**** The input

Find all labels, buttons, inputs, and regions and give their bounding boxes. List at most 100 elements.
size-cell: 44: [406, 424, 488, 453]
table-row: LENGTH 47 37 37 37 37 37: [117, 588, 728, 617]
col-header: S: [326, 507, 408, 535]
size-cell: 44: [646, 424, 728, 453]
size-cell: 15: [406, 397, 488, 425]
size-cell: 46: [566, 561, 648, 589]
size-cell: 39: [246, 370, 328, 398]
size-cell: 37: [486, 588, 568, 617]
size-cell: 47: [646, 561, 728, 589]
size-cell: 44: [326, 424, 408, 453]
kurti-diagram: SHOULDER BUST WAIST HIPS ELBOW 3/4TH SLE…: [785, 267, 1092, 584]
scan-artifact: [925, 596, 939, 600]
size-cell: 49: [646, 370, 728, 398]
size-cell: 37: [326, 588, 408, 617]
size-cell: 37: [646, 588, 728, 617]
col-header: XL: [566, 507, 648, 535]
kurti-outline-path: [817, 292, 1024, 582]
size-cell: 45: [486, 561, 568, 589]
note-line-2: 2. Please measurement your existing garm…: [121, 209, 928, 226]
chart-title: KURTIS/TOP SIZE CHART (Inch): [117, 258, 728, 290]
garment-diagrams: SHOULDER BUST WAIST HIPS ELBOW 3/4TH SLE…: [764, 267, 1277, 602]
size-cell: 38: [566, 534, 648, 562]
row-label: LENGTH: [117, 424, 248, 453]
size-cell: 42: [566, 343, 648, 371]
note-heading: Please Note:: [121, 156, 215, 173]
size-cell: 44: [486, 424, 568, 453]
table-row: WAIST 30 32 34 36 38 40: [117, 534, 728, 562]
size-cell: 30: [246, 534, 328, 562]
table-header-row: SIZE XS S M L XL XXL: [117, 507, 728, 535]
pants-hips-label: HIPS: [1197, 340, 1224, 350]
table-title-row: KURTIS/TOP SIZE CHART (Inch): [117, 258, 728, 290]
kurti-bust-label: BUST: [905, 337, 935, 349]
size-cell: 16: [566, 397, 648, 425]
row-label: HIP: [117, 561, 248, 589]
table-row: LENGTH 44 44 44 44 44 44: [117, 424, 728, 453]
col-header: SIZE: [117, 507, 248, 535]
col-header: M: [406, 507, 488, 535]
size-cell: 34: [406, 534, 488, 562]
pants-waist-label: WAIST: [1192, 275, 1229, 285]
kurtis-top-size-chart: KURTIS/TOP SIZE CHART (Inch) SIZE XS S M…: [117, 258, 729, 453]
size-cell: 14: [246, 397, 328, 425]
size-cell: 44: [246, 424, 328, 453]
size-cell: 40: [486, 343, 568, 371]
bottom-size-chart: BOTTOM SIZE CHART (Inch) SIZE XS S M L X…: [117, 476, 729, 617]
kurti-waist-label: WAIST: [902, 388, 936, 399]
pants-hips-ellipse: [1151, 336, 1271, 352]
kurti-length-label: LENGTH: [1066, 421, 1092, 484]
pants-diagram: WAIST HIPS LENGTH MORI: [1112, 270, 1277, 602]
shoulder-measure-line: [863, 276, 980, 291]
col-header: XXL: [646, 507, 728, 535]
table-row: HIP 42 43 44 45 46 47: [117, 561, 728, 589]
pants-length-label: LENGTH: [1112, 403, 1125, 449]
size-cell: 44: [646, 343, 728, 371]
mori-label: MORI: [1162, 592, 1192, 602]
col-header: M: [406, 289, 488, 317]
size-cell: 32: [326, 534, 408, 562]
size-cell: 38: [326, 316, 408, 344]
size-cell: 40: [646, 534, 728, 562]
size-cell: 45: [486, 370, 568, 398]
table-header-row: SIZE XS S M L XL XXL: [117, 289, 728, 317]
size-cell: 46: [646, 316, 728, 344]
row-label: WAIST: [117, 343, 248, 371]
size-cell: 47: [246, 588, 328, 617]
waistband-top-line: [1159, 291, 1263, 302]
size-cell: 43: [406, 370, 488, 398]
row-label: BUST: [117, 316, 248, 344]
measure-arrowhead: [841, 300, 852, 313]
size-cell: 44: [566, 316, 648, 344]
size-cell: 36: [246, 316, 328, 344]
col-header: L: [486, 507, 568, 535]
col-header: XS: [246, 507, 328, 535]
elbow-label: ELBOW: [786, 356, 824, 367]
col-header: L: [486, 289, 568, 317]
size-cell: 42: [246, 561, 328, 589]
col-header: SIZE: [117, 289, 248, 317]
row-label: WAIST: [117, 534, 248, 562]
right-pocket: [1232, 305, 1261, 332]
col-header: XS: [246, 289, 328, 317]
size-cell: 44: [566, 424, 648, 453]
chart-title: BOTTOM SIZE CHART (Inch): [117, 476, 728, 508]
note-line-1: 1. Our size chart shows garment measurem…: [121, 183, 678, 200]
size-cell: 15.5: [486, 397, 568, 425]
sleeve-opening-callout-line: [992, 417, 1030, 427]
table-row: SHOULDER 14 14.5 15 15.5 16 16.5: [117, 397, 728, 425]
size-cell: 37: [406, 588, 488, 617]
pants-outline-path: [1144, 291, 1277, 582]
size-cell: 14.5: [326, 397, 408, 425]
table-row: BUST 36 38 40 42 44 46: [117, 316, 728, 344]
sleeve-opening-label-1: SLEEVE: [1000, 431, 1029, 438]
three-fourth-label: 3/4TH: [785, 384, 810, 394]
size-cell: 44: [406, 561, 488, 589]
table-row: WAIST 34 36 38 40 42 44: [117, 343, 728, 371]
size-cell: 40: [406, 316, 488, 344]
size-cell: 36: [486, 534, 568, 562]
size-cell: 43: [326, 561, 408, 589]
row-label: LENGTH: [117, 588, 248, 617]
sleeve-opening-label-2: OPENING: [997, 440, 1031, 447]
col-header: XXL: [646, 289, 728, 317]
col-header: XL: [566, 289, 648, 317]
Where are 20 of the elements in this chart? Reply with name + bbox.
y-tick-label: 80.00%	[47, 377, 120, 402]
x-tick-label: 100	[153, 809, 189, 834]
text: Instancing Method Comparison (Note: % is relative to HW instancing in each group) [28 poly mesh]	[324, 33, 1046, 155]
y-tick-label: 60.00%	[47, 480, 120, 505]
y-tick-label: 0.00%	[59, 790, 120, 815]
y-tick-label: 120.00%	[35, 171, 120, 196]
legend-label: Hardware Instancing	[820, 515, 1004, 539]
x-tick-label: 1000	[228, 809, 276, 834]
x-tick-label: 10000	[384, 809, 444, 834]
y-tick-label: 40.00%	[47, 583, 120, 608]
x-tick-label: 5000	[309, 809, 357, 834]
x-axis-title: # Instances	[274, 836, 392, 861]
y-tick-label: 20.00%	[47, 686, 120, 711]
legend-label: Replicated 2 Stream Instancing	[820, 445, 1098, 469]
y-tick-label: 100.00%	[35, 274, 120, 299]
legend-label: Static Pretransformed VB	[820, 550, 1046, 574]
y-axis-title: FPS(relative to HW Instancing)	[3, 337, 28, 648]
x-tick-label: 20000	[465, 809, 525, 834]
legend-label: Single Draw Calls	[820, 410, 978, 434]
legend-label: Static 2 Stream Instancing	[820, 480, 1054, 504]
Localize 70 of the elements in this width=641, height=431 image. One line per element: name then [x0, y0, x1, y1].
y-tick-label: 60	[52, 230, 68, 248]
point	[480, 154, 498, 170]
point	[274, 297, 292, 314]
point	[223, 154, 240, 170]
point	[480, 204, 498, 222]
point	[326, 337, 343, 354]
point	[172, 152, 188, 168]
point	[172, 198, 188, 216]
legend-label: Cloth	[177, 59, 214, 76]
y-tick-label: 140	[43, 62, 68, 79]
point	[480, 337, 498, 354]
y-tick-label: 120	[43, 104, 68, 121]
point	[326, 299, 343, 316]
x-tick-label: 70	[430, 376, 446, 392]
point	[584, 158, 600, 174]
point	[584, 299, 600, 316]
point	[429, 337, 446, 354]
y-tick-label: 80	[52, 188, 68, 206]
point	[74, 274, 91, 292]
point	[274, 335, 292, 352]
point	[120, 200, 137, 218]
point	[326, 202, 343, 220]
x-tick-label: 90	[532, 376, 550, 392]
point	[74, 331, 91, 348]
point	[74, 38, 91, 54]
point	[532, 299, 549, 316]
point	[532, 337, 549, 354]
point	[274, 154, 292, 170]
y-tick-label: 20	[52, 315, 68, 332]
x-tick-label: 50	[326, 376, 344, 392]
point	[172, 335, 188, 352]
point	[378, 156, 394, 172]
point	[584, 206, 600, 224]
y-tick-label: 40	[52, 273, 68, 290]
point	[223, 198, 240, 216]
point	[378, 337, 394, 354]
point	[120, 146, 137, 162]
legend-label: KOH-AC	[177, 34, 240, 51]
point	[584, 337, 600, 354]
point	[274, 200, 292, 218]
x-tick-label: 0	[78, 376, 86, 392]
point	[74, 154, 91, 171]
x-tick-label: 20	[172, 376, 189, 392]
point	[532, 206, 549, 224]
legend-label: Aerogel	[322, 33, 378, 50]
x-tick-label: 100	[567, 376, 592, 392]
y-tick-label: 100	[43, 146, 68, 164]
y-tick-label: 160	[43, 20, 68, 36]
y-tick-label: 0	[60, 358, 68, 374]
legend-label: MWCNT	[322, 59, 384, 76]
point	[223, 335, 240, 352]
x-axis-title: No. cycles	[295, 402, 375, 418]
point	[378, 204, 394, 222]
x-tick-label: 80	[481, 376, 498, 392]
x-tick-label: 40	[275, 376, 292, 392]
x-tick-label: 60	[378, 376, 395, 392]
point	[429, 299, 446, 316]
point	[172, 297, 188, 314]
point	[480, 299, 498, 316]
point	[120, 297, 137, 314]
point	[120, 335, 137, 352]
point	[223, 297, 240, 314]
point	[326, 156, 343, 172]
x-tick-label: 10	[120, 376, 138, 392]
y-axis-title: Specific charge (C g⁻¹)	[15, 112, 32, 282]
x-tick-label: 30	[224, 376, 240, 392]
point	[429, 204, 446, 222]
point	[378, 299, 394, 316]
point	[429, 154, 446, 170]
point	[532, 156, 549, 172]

********

— What to produce —
Please turn everything from the first line of the records down to the line containing "size-cell: 37: [486, 588, 568, 617]", both ends included, into a numbered list, leaving out any blank lines.

— Output —
1. Find all labels, buttons, inputs, and regions and give their bounding boxes. List at most 100 elements.
2. size-cell: 44: [406, 424, 488, 453]
3. table-row: LENGTH 47 37 37 37 37 37: [117, 588, 728, 617]
4. col-header: S: [326, 507, 408, 535]
5. size-cell: 44: [646, 424, 728, 453]
6. size-cell: 15: [406, 397, 488, 425]
7. size-cell: 46: [566, 561, 648, 589]
8. size-cell: 39: [246, 370, 328, 398]
9. size-cell: 37: [486, 588, 568, 617]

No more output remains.